Consigne
Répondez à ces questions d'après l'extrait à lire :
1. Quel âge a la joueuse ?
2. Quel bilan Melbourne Victory a-t-il enregistré durant le court séjour de la Galloise ?
3. Combien de temps a duré l'étape de Fishlock à l'AZ Alkmaar, et dans quel pays ce club se trouve-t-il ?

Extrait à lire
····················

Au lieu de prendre des vacances durant l'intersaison, la joueuse de 26 ans a évolué dans le championnat australien. Promu cette saison, Melbourne Victory a enregistré six victoires pour une seule défaite durant le court séjour de la Galloise, mais n'a remporté que deux succès en sept matches depuis son départ. Quant à la sélection galloise, bien aidée par sa capitaine, elle est en pleine progression depuis quelques années.

Pour Fishlock, une étape de deux ans à l'AZ Alkmaar, aux Pays-Bas, a été un véritable tremplin pour sa carrière. "Je ne serais pas la même joueuse ni la même personne si je n'étais pas allée là-bas", confirme à FIFA.com cette supportrice de Manchester United et d'Éric Cantona. "J'ai énormément évolué. Tout tourne autour du football et la politique est d'accorder autant d'importance aux joueuses qu'aux résultats. C'est exactement ce dont j'avais besoin à ce moment de ma carrière. Cela m'a permis de beaucoup progresser."

····················

Extraits de lignes
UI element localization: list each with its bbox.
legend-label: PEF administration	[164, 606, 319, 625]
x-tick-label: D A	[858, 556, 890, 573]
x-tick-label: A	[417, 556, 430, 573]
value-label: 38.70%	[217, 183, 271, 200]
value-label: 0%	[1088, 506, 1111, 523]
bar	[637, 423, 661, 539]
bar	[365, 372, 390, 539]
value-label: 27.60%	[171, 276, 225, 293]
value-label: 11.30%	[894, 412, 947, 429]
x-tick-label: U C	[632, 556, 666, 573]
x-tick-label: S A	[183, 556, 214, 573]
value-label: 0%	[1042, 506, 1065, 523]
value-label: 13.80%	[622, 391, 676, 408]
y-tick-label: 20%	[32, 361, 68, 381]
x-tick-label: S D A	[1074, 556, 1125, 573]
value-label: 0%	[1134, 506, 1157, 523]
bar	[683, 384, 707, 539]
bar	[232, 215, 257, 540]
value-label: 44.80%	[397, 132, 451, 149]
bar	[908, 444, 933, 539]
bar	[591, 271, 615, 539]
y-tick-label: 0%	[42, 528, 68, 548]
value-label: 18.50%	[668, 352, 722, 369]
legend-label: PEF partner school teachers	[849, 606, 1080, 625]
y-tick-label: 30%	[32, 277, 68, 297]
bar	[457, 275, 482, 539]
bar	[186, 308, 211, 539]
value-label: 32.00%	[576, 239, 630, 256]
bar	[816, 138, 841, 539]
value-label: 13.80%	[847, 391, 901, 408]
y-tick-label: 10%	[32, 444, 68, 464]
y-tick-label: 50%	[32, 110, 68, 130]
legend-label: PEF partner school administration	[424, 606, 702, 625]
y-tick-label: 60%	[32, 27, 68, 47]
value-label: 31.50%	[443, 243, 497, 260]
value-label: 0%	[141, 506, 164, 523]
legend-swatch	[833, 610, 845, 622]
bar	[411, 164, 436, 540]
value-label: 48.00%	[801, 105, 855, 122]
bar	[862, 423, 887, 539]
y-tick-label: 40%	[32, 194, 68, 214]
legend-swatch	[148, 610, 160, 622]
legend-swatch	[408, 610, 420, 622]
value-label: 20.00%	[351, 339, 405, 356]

····················

Réponse
1. Elle a 26 ans.
2. Six victoires pour une seule défaite.
3. Deux ans, aux Pays-Bas.